» **Instructions to follow**
Look over the lines below. Report each one that includes the string "xlabel".

» **Dataset entries**
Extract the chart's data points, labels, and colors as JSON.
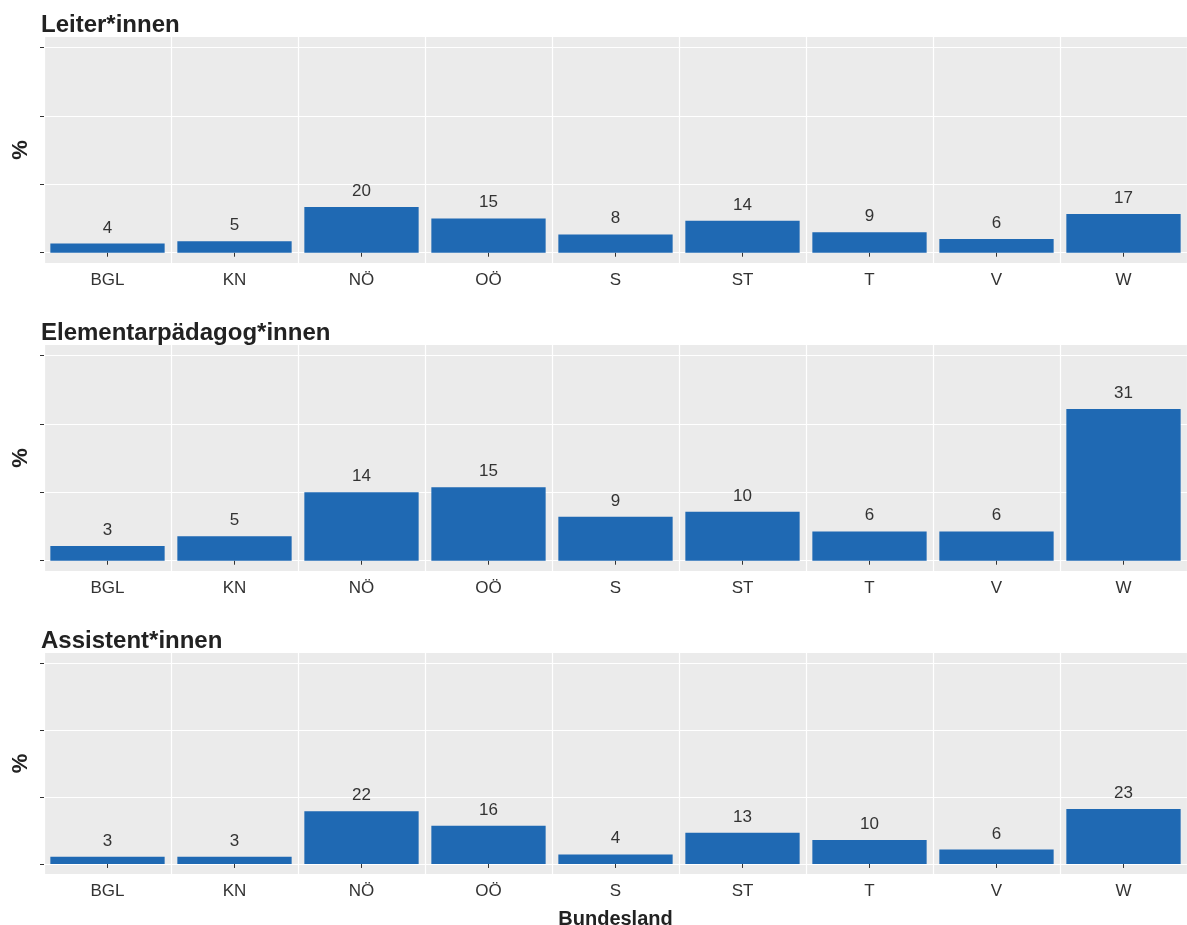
{
  "chart_data": [
    {
      "type": "bar",
      "title": "Leiter*innen",
      "ylabel": "%",
      "categories": [
        "BGL",
        "KN",
        "NÖ",
        "OÖ",
        "S",
        "ST",
        "T",
        "V",
        "W"
      ],
      "values": [
        4,
        5,
        20,
        15,
        8,
        14,
        9,
        6,
        17
      ],
      "color": "#1f69b3",
      "data_labels": true,
      "ylim": [
        -4.5,
        94.5
      ],
      "yticks": [
        {
          "value": 0,
          "label": null
        },
        {
          "value": 30,
          "label": null
        },
        {
          "value": 60,
          "label": null
        },
        {
          "value": 90,
          "label": null
        }
      ],
      "tick_labels": "x",
      "grid": true
    },
    {
      "type": "bar",
      "title": "Elementarpädagog*innen",
      "ylabel": "%",
      "categories": [
        "BGL",
        "KN",
        "NÖ",
        "OÖ",
        "S",
        "ST",
        "T",
        "V",
        "W"
      ],
      "values": [
        3,
        5,
        14,
        15,
        9,
        10,
        6,
        6,
        31
      ],
      "color": "#1f69b3",
      "data_labels": true,
      "ylim": [
        -2.1,
        44.1
      ],
      "yticks": [
        {
          "value": 0,
          "label": null
        },
        {
          "value": 14,
          "label": null
        },
        {
          "value": 28,
          "label": null
        },
        {
          "value": 42,
          "label": null
        }
      ],
      "tick_labels": "x",
      "grid": true
    },
    {
      "type": "bar",
      "title": "Assistent*innen",
      "ylabel": "%",
      "xlabel": "Bundesland",
      "categories": [
        "BGL",
        "KN",
        "NÖ",
        "OÖ",
        "S",
        "ST",
        "T",
        "V",
        "W"
      ],
      "values": [
        3,
        3,
        22,
        16,
        4,
        13,
        10,
        6,
        23
      ],
      "color": "#1f69b3",
      "data_labels": true,
      "ylim": [
        -4.2,
        88.2
      ],
      "yticks": [
        {
          "value": 0,
          "label": null
        },
        {
          "value": 28,
          "label": null
        },
        {
          "value": 56,
          "label": null
        },
        {
          "value": 84,
          "label": null
        }
      ],
      "tick_labels": "x",
      "grid": true
    }
  ]
}
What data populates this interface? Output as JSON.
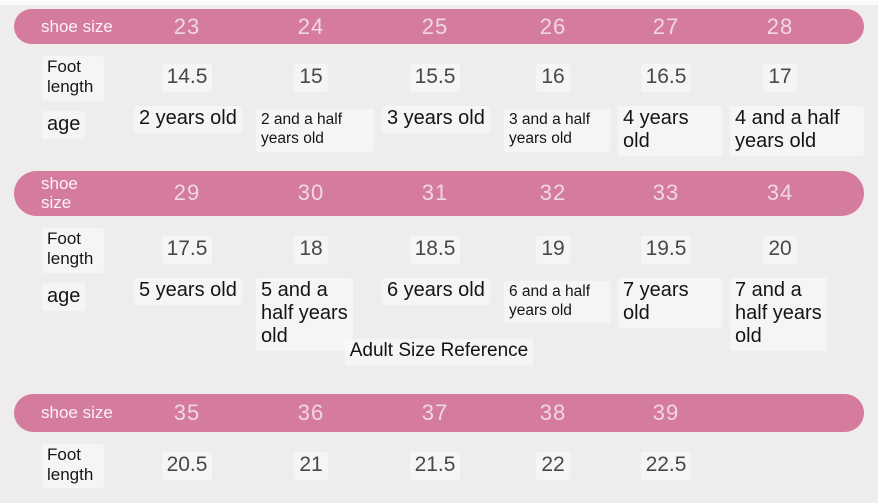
{
  "colors": {
    "header_pink": "#d47b9e",
    "background": "#efedeb",
    "header_text": "#f0d8e2"
  },
  "chart_data": [
    {
      "type": "table",
      "row_labels": [
        "shoe size",
        "Foot length",
        "age"
      ],
      "shoe_sizes": [
        "23",
        "24",
        "25",
        "26",
        "27",
        "28"
      ],
      "foot_lengths": [
        "14.5",
        "15",
        "15.5",
        "16",
        "16.5",
        "17"
      ],
      "ages": [
        "2 years old",
        "2 and a half years old",
        "3 years old",
        "3 and a half years old",
        "4 years old",
        "4 and a half years old"
      ]
    },
    {
      "type": "table",
      "row_labels": [
        "shoe size",
        "Foot length",
        "age"
      ],
      "shoe_sizes": [
        "29",
        "30",
        "31",
        "32",
        "33",
        "34"
      ],
      "foot_lengths": [
        "17.5",
        "18",
        "18.5",
        "19",
        "19.5",
        "20"
      ],
      "ages": [
        "5 years old",
        "5 and a half years old",
        "6 years old",
        "6 and a half years old",
        "7 years old",
        "7 and a half years old"
      ]
    },
    {
      "type": "table",
      "title": "Adult Size Reference",
      "row_labels": [
        "shoe size",
        "Foot length"
      ],
      "shoe_sizes": [
        "35",
        "36",
        "37",
        "38",
        "39"
      ],
      "foot_lengths": [
        "20.5",
        "21",
        "21.5",
        "22",
        "22.5"
      ]
    }
  ]
}
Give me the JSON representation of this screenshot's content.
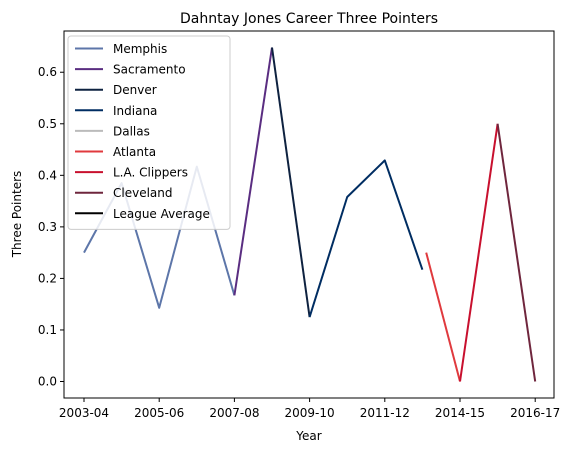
{
  "chart_data": {
    "type": "line",
    "title": "Dahntay Jones Career Three Pointers",
    "xlabel": "Year",
    "ylabel": "Three Pointers",
    "x_ticks": [
      "2003-04",
      "2005-06",
      "2007-08",
      "2009-10",
      "2011-12",
      "2014-15",
      "2016-17"
    ],
    "y_ticks": [
      "0.0",
      "0.1",
      "0.2",
      "0.3",
      "0.4",
      "0.5",
      "0.6"
    ],
    "ylim": [
      -0.032,
      0.68
    ],
    "grid": false,
    "legend_position": "top-left",
    "series": [
      {
        "name": "Memphis",
        "color": "#5D76A9",
        "points": [
          [
            0,
            0.25
          ],
          [
            1,
            0.385
          ],
          [
            2,
            0.143
          ],
          [
            3,
            0.417
          ],
          [
            4,
            0.167
          ]
        ]
      },
      {
        "name": "Sacramento",
        "color": "#5A2D81",
        "points": [
          [
            4,
            0.167
          ],
          [
            5,
            0.648
          ]
        ]
      },
      {
        "name": "Denver",
        "color": "#0E2240",
        "points": [
          [
            5,
            0.648
          ],
          [
            6,
            0.125
          ]
        ]
      },
      {
        "name": "Indiana",
        "color": "#002D62",
        "points": [
          [
            6,
            0.125
          ],
          [
            7,
            0.358
          ],
          [
            8,
            0.429
          ],
          [
            9,
            0.217
          ]
        ]
      },
      {
        "name": "Dallas",
        "color": "#BBBBBB",
        "points": []
      },
      {
        "name": "Atlanta",
        "color": "#E03A3E",
        "points": [
          [
            9.1,
            0.25
          ],
          [
            10,
            0.0
          ]
        ]
      },
      {
        "name": "L.A. Clippers",
        "color": "#C8102E",
        "points": [
          [
            10,
            0.0
          ],
          [
            11,
            0.5
          ]
        ]
      },
      {
        "name": "Cleveland",
        "color": "#6F263D",
        "points": [
          [
            11,
            0.5
          ],
          [
            12,
            0.0
          ]
        ]
      },
      {
        "name": "League Average",
        "color": "#000000",
        "points": []
      }
    ]
  }
}
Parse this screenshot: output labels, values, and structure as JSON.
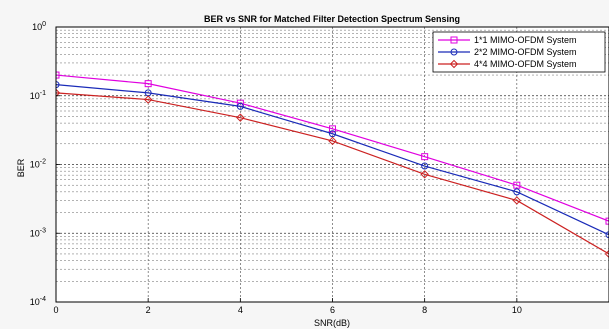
{
  "chart_data": {
    "type": "line",
    "title": "BER vs SNR for Matched Filter Detection Spectrum Sensing",
    "xlabel": "SNR(dB)",
    "ylabel": "BER",
    "xlim": [
      0,
      12
    ],
    "ylim": [
      0.0001,
      1
    ],
    "yscale": "log",
    "grid": true,
    "legend_position": "top-right",
    "x_ticks": [
      0,
      2,
      4,
      6,
      8,
      10
    ],
    "x_tick_labels": [
      "0",
      "2",
      "4",
      "6",
      "8",
      "10"
    ],
    "y_ticks": [
      1,
      0.1,
      0.01,
      0.001,
      0.0001
    ],
    "y_tick_bases": [
      "10",
      "10",
      "10",
      "10",
      "10"
    ],
    "y_tick_exps": [
      "0",
      "-1",
      "-2",
      "-3",
      "-4"
    ],
    "series": [
      {
        "name": "1*1 MIMO-OFDM System",
        "color": "#e000e0",
        "marker": "square",
        "x": [
          0,
          2,
          4,
          6,
          8,
          10,
          12
        ],
        "y": [
          0.2,
          0.15,
          0.078,
          0.033,
          0.013,
          0.005,
          0.0015
        ]
      },
      {
        "name": "2*2 MIMO-OFDM System",
        "color": "#1a2bb8",
        "marker": "circle",
        "x": [
          0,
          2,
          4,
          6,
          8,
          10,
          12
        ],
        "y": [
          0.145,
          0.11,
          0.07,
          0.028,
          0.0095,
          0.004,
          0.00095
        ]
      },
      {
        "name": "4*4 MIMO-OFDM System",
        "color": "#cc2222",
        "marker": "diamond",
        "x": [
          0,
          2,
          4,
          6,
          8,
          10,
          12
        ],
        "y": [
          0.11,
          0.088,
          0.048,
          0.022,
          0.0072,
          0.003,
          0.0005
        ]
      }
    ]
  }
}
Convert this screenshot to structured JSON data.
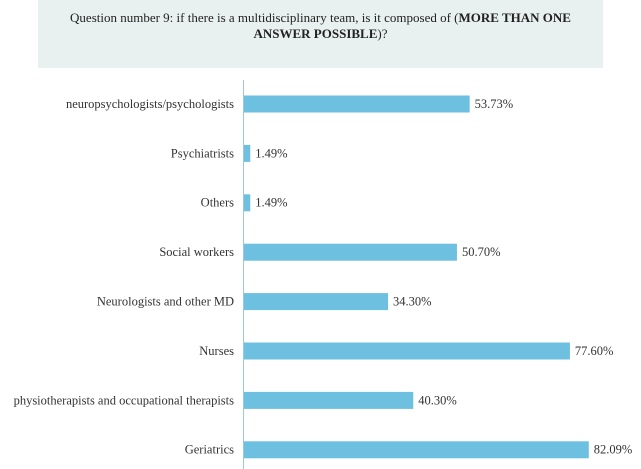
{
  "chart_data": {
    "type": "bar",
    "title_parts": [
      "Question number 9: if there is a multidisciplinary team, is it composed of (",
      "MORE THAN ONE ANSWER POSSIBLE",
      ")?"
    ],
    "categories": [
      "neuropsychologists/psychologists",
      "Psychiatrists",
      "Others",
      "Social workers",
      "Neurologists and other MD",
      "Nurses",
      "physiotherapists and occupational therapists",
      "Geriatrics"
    ],
    "values": [
      53.73,
      1.49,
      1.49,
      50.7,
      34.3,
      77.6,
      40.3,
      82.09
    ],
    "value_labels": [
      "53.73%",
      "1.49%",
      "1.49%",
      "50.70%",
      "34.30%",
      "77.60%",
      "40.30%",
      "82.09%"
    ],
    "color": "#6dc0df"
  }
}
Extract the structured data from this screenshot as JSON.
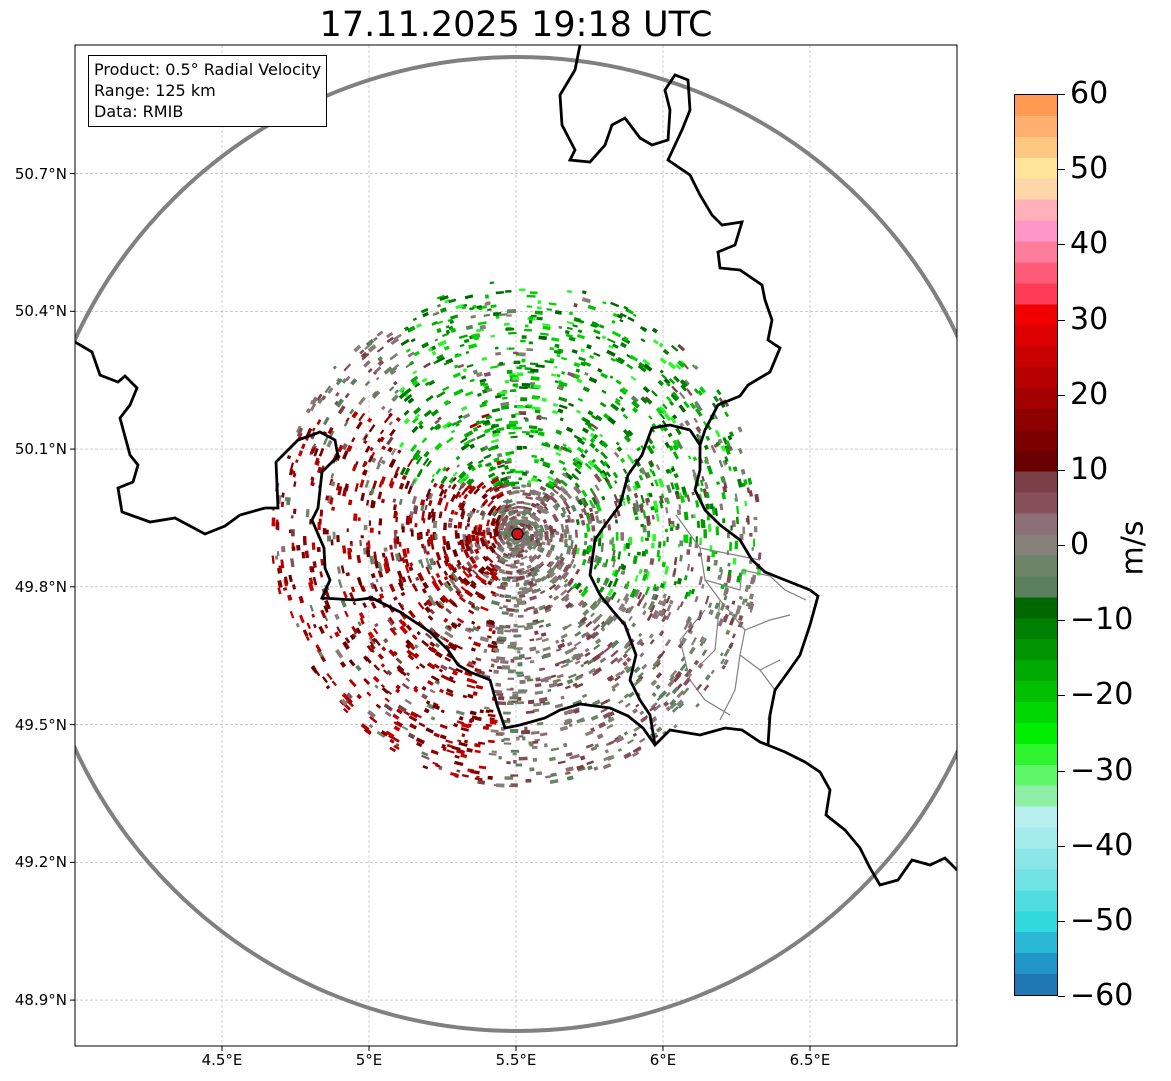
{
  "title": "17.11.2025 19:18 UTC",
  "info_box": {
    "product": "Product: 0.5° Radial Velocity",
    "range": "Range: 125 km",
    "data": "Data: RMIB"
  },
  "map": {
    "lon_range": [
      4.0,
      7.0
    ],
    "lat_range": [
      48.8,
      50.98
    ],
    "lat_ticks": [
      "50.7°N",
      "50.4°N",
      "50.1°N",
      "49.8°N",
      "49.5°N",
      "49.2°N",
      "48.9°N"
    ],
    "lat_values": [
      50.7,
      50.4,
      50.1,
      49.8,
      49.5,
      49.2,
      48.9
    ],
    "lon_ticks": [
      "4.5°E",
      "5°E",
      "5.5°E",
      "6°E",
      "6.5°E"
    ],
    "lon_values": [
      4.5,
      5.0,
      5.5,
      6.0,
      6.5
    ],
    "radar_site": {
      "lon": 5.505,
      "lat": 49.915
    },
    "range_ring_color": "#808080",
    "border_color": "#000000",
    "region_border_color": "#808080",
    "gridlines": true
  },
  "colorbar": {
    "unit": "m/s",
    "range": [
      -60,
      60
    ],
    "ticks": [
      "60",
      "50",
      "40",
      "30",
      "20",
      "10",
      "0",
      "−10",
      "−20",
      "−30",
      "−40",
      "−50",
      "−60"
    ],
    "tick_values": [
      60,
      50,
      40,
      30,
      20,
      10,
      0,
      -10,
      -20,
      -30,
      -40,
      -50,
      -60
    ],
    "colors": [
      "#1f77b4",
      "#2196c9",
      "#29b7d6",
      "#2fd9de",
      "#4fdde0",
      "#6fe2e3",
      "#8be7e7",
      "#a3eceb",
      "#b8f0ef",
      "#8ef0a6",
      "#5ef76a",
      "#2ef52e",
      "#00ee00",
      "#00d600",
      "#00c000",
      "#00aa00",
      "#009400",
      "#007f00",
      "#006800",
      "#5a8060",
      "#6e8469",
      "#858078",
      "#8c6f77",
      "#874f59",
      "#7a3f47",
      "#6b0000",
      "#7d0000",
      "#8f0000",
      "#a30000",
      "#b60000",
      "#c90000",
      "#dd0000",
      "#f20000",
      "#ff3c58",
      "#ff5a78",
      "#ff7d9c",
      "#ff96c8",
      "#ffb0b8",
      "#ffd6a8",
      "#ffe49a",
      "#ffc880",
      "#ffb070",
      "#ff9a50"
    ]
  }
}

» **Response to this exercise**
      "xlabel": "Bundesland",
    "xlabel": "Year",
    "xlabel": "SNR(dB)",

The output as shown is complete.